* The task
Continue the excerpt below on epinephrine and glucocorticosteroids in periarticular blocks, starting after its final sentence.

A literature review concerning the use of epinephrine in periarticular blocks does not reveal a clear consensus on its utility (Table 2) [18,19,20,21,22,23,24]. Some studies have reported statistically decreased visual analog pain scores when epinephrine is used in the periarticular block [19, 22], but this did not reach clinical significance. Contrarily, Kong et al. [18] showed no significant differences in pain scores postoperatively nor on opioid use after arthroplasty. There is some evidence that epinephrine can reduce postoperative bleeding when used in the periarticular block without increasing deep venous thrombosis (DVT) risk [21, 23]. However, it does not influence intraoperative blood loss, postoperative hemoglobin levels, or postoperative transfusion rates [21, 22].
Dosing of epinephrine as part of a periarticular cocktail does not have clear recommendations for administration. In the reviewed studies, epinephrine was typically diluted at concentrations of 1:1000 for total dosages ranging between 25 and 60 mcg. No studies compared different dosages of epinephrine.
No complications were recorded in any of the reviewed studies regarding the use of epinephrine in periarticular infiltrations. Specifically, no wound-healing problems related to using epinephrine in the periarticular cocktail were recorded.
Therefore, the benefits and recommended use of epinephrine as part of a periarticular block still need to be determined.
Glucocorticosteroids
Triamcinolone acetonide is a synthetic corticosteroid with a half-life of 18–36 h [25]. The steroids' acetate form is insoluble and postulated to remain in the tissues to give anti-inflammatory properties. This can be potentiated by the vasoconstricting effects of epinephrine [25, 26]. Methylprednisolone is a synthetic glucocorticosteroid with a half-life of 1.8–2.6 h [27, 28]. Betamethasone and dexamethasone have half-lives of 36–54 h [29,30,31]. All the corticosteroids examined in this review paper are primarily metabolized in the liver and excreted by the kidneys.
Glucocorticosteroids (GCSs) are thought to reduce the stress response, decrease edema and blood loss, prevent nausea and vomiting and achieve a better permanent range of motion by reducing the inflammatory response [32]. Pain is induced by inflammation. Inflammatory markers (IL-1Beta, IL-6, TGF-alpha) are released after surgery, leading to a decrease in the nociceptor threshold with subsequent occurrence of pain. GCS inhibits phospholipase A-2, which reduces the proinflammatory derivatives of arachidonic acid, decreasing inflammation [33, 34]. Interestingly, only one study [26] evaluated the inflammatory markers in patients receiving GCS and found a reduction in the CRP values until postoperative day four compared to the control group.

Document layout analysis data:
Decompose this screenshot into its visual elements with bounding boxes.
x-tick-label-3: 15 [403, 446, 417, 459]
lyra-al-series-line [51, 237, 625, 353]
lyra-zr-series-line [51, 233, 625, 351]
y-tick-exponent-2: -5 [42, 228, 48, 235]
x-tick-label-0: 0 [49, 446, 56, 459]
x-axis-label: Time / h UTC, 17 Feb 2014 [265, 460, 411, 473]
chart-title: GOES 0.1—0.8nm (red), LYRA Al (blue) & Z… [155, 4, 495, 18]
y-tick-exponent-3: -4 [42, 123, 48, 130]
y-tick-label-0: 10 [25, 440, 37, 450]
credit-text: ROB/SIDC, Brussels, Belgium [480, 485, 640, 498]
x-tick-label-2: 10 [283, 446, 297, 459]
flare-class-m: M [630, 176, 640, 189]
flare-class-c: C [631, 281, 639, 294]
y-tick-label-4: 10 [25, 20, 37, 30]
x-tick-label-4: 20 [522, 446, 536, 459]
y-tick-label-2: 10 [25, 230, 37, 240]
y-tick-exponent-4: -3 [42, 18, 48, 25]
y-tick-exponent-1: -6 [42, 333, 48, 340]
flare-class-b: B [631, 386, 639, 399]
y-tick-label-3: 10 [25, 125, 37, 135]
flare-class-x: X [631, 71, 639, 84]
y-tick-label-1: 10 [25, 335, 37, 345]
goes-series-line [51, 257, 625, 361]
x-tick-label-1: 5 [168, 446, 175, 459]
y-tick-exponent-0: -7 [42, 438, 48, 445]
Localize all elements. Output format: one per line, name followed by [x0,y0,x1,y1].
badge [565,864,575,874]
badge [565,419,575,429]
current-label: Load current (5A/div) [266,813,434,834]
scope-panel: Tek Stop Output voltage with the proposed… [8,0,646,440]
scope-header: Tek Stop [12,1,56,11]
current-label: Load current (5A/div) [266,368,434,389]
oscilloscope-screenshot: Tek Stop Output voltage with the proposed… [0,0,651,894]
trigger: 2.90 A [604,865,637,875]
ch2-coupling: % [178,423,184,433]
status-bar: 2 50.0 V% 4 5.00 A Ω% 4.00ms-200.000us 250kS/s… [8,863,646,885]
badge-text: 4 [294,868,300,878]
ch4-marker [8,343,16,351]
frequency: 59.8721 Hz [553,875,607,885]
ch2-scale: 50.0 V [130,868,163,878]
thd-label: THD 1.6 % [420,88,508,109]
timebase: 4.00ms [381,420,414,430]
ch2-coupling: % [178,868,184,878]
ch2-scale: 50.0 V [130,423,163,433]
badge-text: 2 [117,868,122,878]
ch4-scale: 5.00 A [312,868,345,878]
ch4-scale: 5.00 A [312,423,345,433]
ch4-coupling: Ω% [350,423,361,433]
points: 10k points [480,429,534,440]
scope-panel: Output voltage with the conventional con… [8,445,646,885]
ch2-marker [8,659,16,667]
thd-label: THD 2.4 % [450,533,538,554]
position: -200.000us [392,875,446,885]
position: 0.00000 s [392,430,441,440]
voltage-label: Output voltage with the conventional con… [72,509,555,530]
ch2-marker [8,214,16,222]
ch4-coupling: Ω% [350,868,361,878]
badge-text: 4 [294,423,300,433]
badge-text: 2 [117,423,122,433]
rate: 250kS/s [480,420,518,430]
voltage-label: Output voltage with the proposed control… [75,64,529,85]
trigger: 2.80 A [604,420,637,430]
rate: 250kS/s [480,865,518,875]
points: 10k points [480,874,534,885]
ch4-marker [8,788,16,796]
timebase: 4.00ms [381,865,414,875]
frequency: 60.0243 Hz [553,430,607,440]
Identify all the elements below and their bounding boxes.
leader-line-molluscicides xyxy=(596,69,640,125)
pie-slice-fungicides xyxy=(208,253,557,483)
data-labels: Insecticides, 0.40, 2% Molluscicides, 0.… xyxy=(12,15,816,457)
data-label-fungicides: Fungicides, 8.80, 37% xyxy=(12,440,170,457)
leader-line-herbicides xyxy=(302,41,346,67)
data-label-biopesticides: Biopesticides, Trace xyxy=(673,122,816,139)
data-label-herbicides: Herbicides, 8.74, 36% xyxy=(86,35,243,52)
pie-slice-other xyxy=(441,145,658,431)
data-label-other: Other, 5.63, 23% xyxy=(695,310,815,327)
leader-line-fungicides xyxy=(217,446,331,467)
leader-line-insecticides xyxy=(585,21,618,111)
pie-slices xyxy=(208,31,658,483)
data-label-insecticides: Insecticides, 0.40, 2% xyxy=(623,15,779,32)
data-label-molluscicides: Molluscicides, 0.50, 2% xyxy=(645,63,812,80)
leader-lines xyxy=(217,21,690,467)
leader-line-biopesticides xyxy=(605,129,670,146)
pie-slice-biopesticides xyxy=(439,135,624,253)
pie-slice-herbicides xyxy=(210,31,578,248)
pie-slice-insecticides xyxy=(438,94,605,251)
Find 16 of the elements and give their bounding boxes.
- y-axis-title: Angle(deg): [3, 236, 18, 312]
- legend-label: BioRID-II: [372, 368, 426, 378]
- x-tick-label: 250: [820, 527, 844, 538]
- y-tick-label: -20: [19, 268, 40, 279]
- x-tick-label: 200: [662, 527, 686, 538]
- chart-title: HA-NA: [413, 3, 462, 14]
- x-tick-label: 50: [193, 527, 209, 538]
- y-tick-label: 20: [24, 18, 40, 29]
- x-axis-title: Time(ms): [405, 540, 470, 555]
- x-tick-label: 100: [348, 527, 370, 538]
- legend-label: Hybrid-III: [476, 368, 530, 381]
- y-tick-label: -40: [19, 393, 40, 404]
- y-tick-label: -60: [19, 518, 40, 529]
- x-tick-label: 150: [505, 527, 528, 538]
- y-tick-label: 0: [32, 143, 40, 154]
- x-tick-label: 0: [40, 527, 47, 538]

* Task result
GCS also leads to decreased production of prostaglandins with their vasodilatory effects and a subsequent diminution in blood loss [33, 34]. Again, only two studies from the RCTs listed evaluated blood loss in patients receiving GCS as part of the PAI and found a non-statistical decrease in blood loss in the GCS group [26, 33].
There is, however, hesitancy in administering GCS routinely after joint replacements because of a fear of poor wound healing, postoperative infections or ligament/tendon ruptures. When evaluating the injection sites in the PAI, most studies injected GCS as part of the cocktail into the MCL [25,26,27,28, 30, 31, 35, 36] and LCL [26,27,28, 30, 31, 35, 36]. Four studies injected GCS into the patella tendon and fat pad [27, 28, 31, 35], while others did not inject GCS into the fat pad or patella tendon in fear of late rupture [25, 32, 36]. Two studies did not inject GCS in the subcutaneous skin to avoid steroid-induced skin atrophy [31, 33].
Most studies excluded patients with a history of renal insufficiency, uncontrolled diabetes mellitus, local infection, history of cardiac arrhythmias or prolonged QT intervals, immunosuppression (e.g., inflammatory conditions), history of congestive heart failure, psychiatric illnesses or history of gastrointestinal bleeding [25,26,27,28, 30, 31, 33, 35, 36].
No clear conclusions can be derived from the results of the randomized controlled trials in Table 3 [25,26,27,28,29,30,31,32,33, 35, 36]. Multiple studies demonstrated lower VAS scores in the immediate postoperative period. Most studies showed an effect in the 12–24-h postoperative period [26,27,28, 30, 32, 33, 35], while longer duration up to 48 h is supported only by several studies [27, 28, 33]. 72 h or more of lower VAS scores were only observed in a few studies [28, 33]. Even though some studies did not report any difference in VAS scores with the addition of corticosteroids [25, 31, 36], it does seem plausible to assume GCS can improve pain in the early postoperative period.
The increase in range of motion with the addition of GCS still needs to be clarified with an equal number of studies demonstrating benefits [28,29,30, 32, 33] compared to studies showing no apparent benefit [25,26,27, 31, 36].
Most studies demonstrated a decrease in length of stay in the cohort of patients receiving GCS in their PAI [29, 33, 36] compared to only one study, which did not show any benefit [31].
GCS added to the PAI is a safe option, with most studies not demonstrating an increase in adverse events [26, 28, 30,31,32,33, 35]. Two studies did show complications after GCS administration. The first study had one periprosthetic joint infection (PJI) with triamcinolone acetonide [25], and the second study demonstrated one PJI and two manipulations under anesthesia with methylprednisolone [30].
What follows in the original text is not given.